# Start of Text segment
Proficiency training is important for everyone. Adult learners must revive atrophied proficiencies or develop them for the first time. Middle school and high school students often need to remove barriers to tackling advanced materials. Upper elementary students must solidify math facts and word attack skills. Primary students need to learn, learn, learn!


Proficient learners have several advantages over non-proficient learners.

  1. Higher endurance
  2. Less easily distracted
  3. More brainpower to apply to new tasks
  4. Improved retention


These advantages are particularly apparent when students face tasks for which the proficient skill or knowledge is a component, such as

  • The ability to read aloud without conscious attention to adding expression
  • The ability to recall and apply a math fact without hesitation when performing advanced operations
  • The ability to drive from home to school without having to think about each turn and stop

A proficient learner is able to respond correctly, quickly and without hesitation. At that point, the concept has been so deeply ingrained that only a wee bit of brainpower is needed to retrieve the knowledge. That means more oomph to learn new things! Boom Learning's reports were designed to help teachers assess when learners have achieved proficiency because they show both answer history and answer speed.
# End of Text segment
# Start of Recorded information
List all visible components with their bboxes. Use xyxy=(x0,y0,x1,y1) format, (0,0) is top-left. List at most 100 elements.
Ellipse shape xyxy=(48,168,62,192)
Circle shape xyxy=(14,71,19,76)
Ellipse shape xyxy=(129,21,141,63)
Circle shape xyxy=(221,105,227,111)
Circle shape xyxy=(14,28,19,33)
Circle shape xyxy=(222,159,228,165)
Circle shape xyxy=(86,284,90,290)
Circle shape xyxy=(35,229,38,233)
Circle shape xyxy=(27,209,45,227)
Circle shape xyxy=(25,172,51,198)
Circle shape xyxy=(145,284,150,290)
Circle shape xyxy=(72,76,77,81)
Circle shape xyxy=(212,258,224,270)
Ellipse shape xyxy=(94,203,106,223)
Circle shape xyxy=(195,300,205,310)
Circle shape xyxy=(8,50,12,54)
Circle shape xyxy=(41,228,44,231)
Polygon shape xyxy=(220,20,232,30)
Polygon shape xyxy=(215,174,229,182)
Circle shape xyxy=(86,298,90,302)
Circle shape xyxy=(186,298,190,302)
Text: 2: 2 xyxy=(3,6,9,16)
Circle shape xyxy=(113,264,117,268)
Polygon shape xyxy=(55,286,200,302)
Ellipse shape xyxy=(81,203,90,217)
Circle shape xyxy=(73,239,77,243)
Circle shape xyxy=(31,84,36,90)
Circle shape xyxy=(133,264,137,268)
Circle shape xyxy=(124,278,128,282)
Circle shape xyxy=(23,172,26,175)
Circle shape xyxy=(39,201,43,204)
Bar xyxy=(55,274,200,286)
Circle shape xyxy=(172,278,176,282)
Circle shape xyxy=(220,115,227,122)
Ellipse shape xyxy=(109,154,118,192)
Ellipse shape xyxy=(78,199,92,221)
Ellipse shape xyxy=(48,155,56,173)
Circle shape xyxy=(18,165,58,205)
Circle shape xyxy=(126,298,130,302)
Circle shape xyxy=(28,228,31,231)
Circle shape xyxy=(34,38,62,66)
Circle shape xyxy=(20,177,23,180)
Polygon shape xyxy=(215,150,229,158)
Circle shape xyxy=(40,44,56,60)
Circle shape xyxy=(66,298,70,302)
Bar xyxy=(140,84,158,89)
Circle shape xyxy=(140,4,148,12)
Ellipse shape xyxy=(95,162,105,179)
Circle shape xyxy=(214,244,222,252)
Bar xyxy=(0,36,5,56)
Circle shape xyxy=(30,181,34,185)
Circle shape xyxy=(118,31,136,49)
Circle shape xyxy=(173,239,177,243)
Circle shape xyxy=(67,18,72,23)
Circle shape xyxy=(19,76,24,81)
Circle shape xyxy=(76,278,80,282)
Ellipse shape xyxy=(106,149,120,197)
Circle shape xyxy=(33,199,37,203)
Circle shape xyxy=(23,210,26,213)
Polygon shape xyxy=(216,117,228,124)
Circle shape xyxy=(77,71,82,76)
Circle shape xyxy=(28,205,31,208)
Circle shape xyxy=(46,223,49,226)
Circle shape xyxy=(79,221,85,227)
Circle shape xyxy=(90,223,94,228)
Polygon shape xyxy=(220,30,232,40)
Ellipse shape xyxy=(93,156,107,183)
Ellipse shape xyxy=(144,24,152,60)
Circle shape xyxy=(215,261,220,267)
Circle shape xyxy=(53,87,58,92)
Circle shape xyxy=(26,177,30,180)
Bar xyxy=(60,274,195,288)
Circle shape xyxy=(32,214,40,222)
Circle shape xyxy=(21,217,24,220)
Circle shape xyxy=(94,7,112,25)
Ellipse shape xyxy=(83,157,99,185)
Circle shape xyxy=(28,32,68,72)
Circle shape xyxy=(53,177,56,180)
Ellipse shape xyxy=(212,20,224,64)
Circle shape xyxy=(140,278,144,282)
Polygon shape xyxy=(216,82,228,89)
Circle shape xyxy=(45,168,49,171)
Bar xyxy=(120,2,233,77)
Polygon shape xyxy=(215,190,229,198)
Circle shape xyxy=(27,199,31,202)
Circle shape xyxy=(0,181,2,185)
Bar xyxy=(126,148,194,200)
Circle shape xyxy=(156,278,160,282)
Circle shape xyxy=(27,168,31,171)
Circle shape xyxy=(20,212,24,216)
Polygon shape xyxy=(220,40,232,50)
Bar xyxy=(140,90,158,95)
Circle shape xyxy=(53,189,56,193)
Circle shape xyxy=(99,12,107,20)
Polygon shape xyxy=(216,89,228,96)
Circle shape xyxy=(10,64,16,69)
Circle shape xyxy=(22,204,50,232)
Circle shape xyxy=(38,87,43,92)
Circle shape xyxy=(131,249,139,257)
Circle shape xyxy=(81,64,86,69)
# End of Recorded information
## Written tasks
(1) List the advantages that the passage on proficiency training says proficient learners have over non-proficient learners.
(2) Rewrite the part of the passage on proficiency training that opens with the words containing "Proficiency training is" and closes with "learn, learn, learn!", replacing "students" with "pupils" throughout.
(3) Carry on the passage on proficiency training from its last sentence.

## Task-by-task results
(1)
Higher endurance
Less easily distracted
More brainpower to apply to new tasks
Improved retention

(2)
Proficiency training is important for everyone. Adult learners must revive atrophied proficiencies or develop them for the first time. Middle school and high school pupils often need to remove barriers to tackling advanced materials. Upper elementary pupils must solidify math facts and word attack skills. Primary pupils need to learn, learn, learn!

(3)
Proficiency is obtained through overlearning/overtraining. Sustained, ongoing practice of materials can get dull. Learners need to practice a skill when it is taught, and at regular intervals. Offering the same lesson in novel variations, with a range of themes and answer types, builds proficiency without turning students away from learning. With Boom Cards decks, teachers can make or find resources ranging in skill level from simple multiple choice answers, to drag and drop, to multiple response, to fill-in-the-blank, allowing them to gradually increase the challenge and vary the presentation. Our platform makes it easy to clone materials and create variation while training the same skill. Our platform was designed to make it easy for you to implement modern brain science in how they deploy teacher created materials.


Our Research-Based Roadmap for Continuous Improvement

Collaborating with our users for continuous improvement has been part of our model from the beginning. We have a robust research-based roadmap of items to build. Even so, our teacher-customers and school administrators provide crucial input on how we build and what we build. We engage in multiple ways with our users, ranging from “wishlist” surveys to open-ended questions in dedicated Facebook groups to webinars and online meetings that allow us to discuss the details of a need.

 

Our Future Plans

We will be doing formal effectiveness research and we keep up-to-date on education research and best practices (remember we are brain science nerds). As we learn, we share our research knowledge with our teacher-users to inform their creations. This information is communicated through emails, blog posts, and live webinars. You can find citations to research conducted using our platform here.


1.  Anderson, P. (2002). Assessment and development of Executive Function (EF) during childhood. Child Neuropsychology, 8(2), 71–82.


2. Baliram, N & Ellis, A.K. (2019) The impact of metacognative practice and teacher feedback on academic achievement in mathematics. School Science and Mathematics, 119(2), 94-104.


3. Bodrova, E., & Leong, D.J. (2007). Tools of the Mind: The Vygotskian approach to early childhood education, 2nd ed. Pearson.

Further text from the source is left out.